▶ Goal of the exercise
Print out each record below, unaltered and complete, without its images.

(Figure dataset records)
▼
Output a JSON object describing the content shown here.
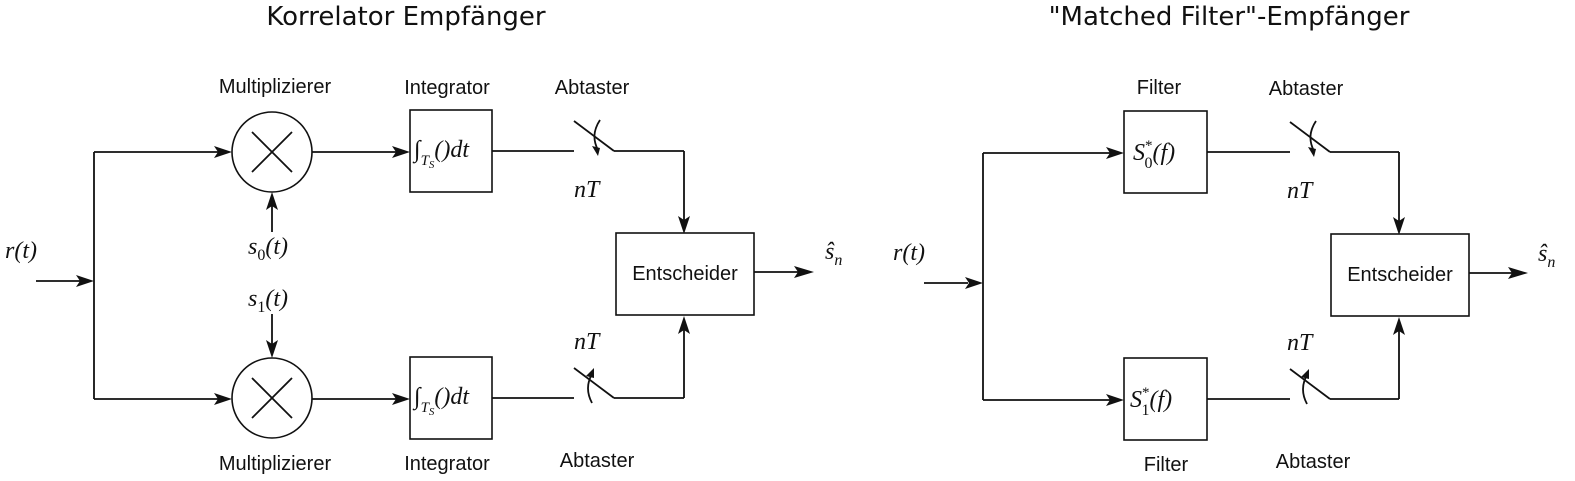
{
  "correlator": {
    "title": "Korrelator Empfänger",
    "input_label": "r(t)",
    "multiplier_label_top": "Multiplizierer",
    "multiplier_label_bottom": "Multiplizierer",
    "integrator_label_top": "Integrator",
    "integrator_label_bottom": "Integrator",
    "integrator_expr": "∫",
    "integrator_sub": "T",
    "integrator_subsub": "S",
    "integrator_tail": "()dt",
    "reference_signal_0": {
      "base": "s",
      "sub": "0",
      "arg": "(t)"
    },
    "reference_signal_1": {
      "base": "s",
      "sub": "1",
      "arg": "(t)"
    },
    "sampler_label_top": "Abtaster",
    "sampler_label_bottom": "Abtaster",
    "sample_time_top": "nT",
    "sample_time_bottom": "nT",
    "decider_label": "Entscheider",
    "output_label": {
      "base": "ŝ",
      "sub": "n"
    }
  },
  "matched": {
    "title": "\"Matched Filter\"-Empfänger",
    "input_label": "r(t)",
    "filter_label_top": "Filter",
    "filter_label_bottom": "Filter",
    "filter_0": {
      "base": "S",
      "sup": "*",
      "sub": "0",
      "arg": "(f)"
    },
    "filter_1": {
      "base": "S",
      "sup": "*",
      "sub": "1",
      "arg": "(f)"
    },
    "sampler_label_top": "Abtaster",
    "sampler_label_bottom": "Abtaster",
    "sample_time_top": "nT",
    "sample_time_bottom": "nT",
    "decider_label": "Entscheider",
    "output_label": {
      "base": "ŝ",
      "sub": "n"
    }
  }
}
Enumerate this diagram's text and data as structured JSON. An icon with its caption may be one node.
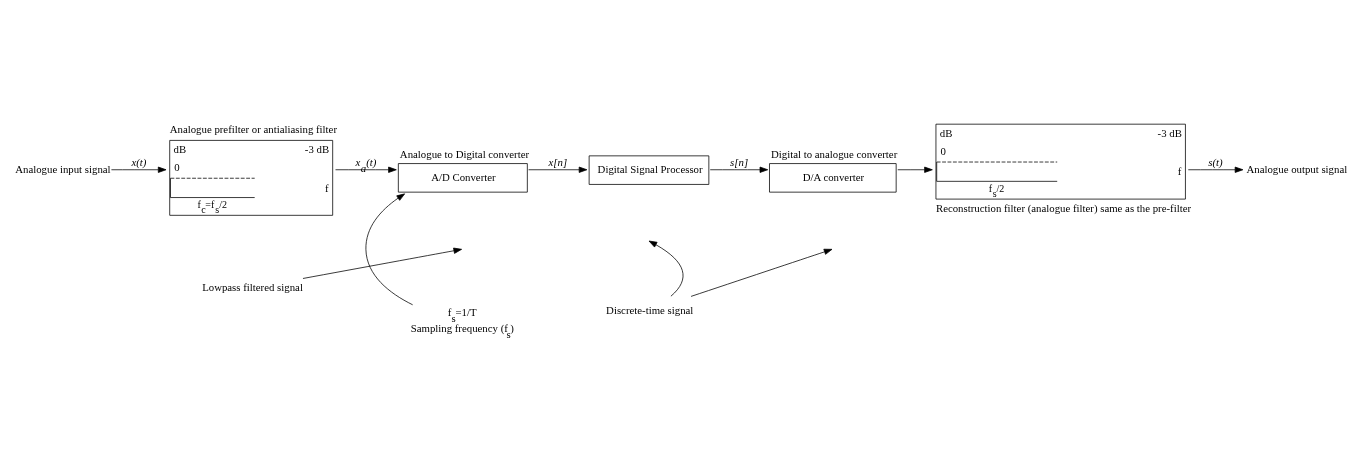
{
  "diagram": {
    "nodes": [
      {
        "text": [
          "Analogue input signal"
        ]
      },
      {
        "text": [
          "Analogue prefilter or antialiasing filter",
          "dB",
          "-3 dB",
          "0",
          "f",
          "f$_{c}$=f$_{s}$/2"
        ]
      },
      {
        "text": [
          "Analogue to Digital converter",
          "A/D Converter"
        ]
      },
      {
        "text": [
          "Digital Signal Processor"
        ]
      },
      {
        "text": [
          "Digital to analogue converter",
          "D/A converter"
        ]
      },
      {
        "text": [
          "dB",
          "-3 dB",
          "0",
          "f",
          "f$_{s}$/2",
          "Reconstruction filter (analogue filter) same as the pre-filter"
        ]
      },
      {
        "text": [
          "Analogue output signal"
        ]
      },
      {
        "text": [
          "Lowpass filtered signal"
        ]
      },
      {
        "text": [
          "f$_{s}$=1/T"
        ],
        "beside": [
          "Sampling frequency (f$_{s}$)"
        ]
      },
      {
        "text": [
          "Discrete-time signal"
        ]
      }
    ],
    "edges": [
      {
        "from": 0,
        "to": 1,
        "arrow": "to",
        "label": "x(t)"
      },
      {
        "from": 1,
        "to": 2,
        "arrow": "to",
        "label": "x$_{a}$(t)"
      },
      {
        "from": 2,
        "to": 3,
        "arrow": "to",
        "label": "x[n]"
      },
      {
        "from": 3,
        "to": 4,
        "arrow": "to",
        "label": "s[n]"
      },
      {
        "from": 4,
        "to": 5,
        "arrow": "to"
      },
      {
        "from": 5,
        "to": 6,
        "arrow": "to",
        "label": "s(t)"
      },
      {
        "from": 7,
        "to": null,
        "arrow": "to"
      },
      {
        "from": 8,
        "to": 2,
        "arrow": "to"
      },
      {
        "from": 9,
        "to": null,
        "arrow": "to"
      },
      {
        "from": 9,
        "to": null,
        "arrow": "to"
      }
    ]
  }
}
▲
▶ Task output
Output a JSON object describing the content shown here.
{
  "correlator": {
    "title": "Korrelator Empfänger",
    "input_label": "r(t)",
    "multiplier_label_top": "Multiplizierer",
    "multiplier_label_bottom": "Multiplizierer",
    "integrator_label_top": "Integrator",
    "integrator_label_bottom": "Integrator",
    "integrator_expr": "∫",
    "integrator_sub": "T",
    "integrator_subsub": "S",
    "integrator_tail": "()dt",
    "reference_signal_0": {
      "base": "s",
      "sub": "0",
      "arg": "(t)"
    },
    "reference_signal_1": {
      "base": "s",
      "sub": "1",
      "arg": "(t)"
    },
    "sampler_label_top": "Abtaster",
    "sampler_label_bottom": "Abtaster",
    "sample_time_top": "nT",
    "sample_time_bottom": "nT",
    "decider_label": "Entscheider",
    "output_label": {
      "base": "ŝ",
      "sub": "n"
    }
  },
  "matched": {
    "title": "\"Matched Filter\"-Empfänger",
    "input_label": "r(t)",
    "filter_label_top": "Filter",
    "filter_label_bottom": "Filter",
    "filter_0": {
      "base": "S",
      "sup": "*",
      "sub": "0",
      "arg": "(f)"
    },
    "filter_1": {
      "base": "S",
      "sup": "*",
      "sub": "1",
      "arg": "(f)"
    },
    "sampler_label_top": "Abtaster",
    "sampler_label_bottom": "Abtaster",
    "sample_time_top": "nT",
    "sample_time_bottom": "nT",
    "decider_label": "Entscheider",
    "output_label": {
      "base": "ŝ",
      "sub": "n"
    }
  }
}
Enumerate this diagram's text and data as structured JSON. An icon with its caption may be one node.
{
  "diagram": {
    "nodes": [
      {
        "text": [
          "Analogue input signal"
        ]
      },
      {
        "text": [
          "Analogue prefilter or antialiasing filter",
          "dB",
          "-3 dB",
          "0",
          "f",
          "f$_{c}$=f$_{s}$/2"
        ]
      },
      {
        "text": [
          "Analogue to Digital converter",
          "A/D Converter"
        ]
      },
      {
        "text": [
          "Digital Signal Processor"
        ]
      },
      {
        "text": [
          "Digital to analogue converter",
          "D/A converter"
        ]
      },
      {
        "text": [
          "dB",
          "-3 dB",
          "0",
          "f",
          "f$_{s}$/2",
          "Reconstruction filter (analogue filter) same as the pre-filter"
        ]
      },
      {
        "text": [
          "Analogue output signal"
        ]
      },
      {
        "text": [
          "Lowpass filtered signal"
        ]
      },
      {
        "text": [
          "f$_{s}$=1/T"
        ],
        "beside": [
          "Sampling frequency (f$_{s}$)"
        ]
      },
      {
        "text": [
          "Discrete-time signal"
        ]
      }
    ],
    "edges": [
      {
        "from": 0,
        "to": 1,
        "arrow": "to",
        "label": "x(t)"
      },
      {
        "from": 1,
        "to": 2,
        "arrow": "to",
        "label": "x$_{a}$(t)"
      },
      {
        "from": 2,
        "to": 3,
        "arrow": "to",
        "label": "x[n]"
      },
      {
        "from": 3,
        "to": 4,
        "arrow": "to",
        "label": "s[n]"
      },
      {
        "from": 4,
        "to": 5,
        "arrow": "to"
      },
      {
        "from": 5,
        "to": 6,
        "arrow": "to",
        "label": "s(t)"
      },
      {
        "from": 7,
        "to": null,
        "arrow": "to"
      },
      {
        "from": 8,
        "to": 2,
        "arrow": "to"
      },
      {
        "from": 9,
        "to": null,
        "arrow": "to"
      },
      {
        "from": 9,
        "to": null,
        "arrow": "to"
      }
    ]
  }
}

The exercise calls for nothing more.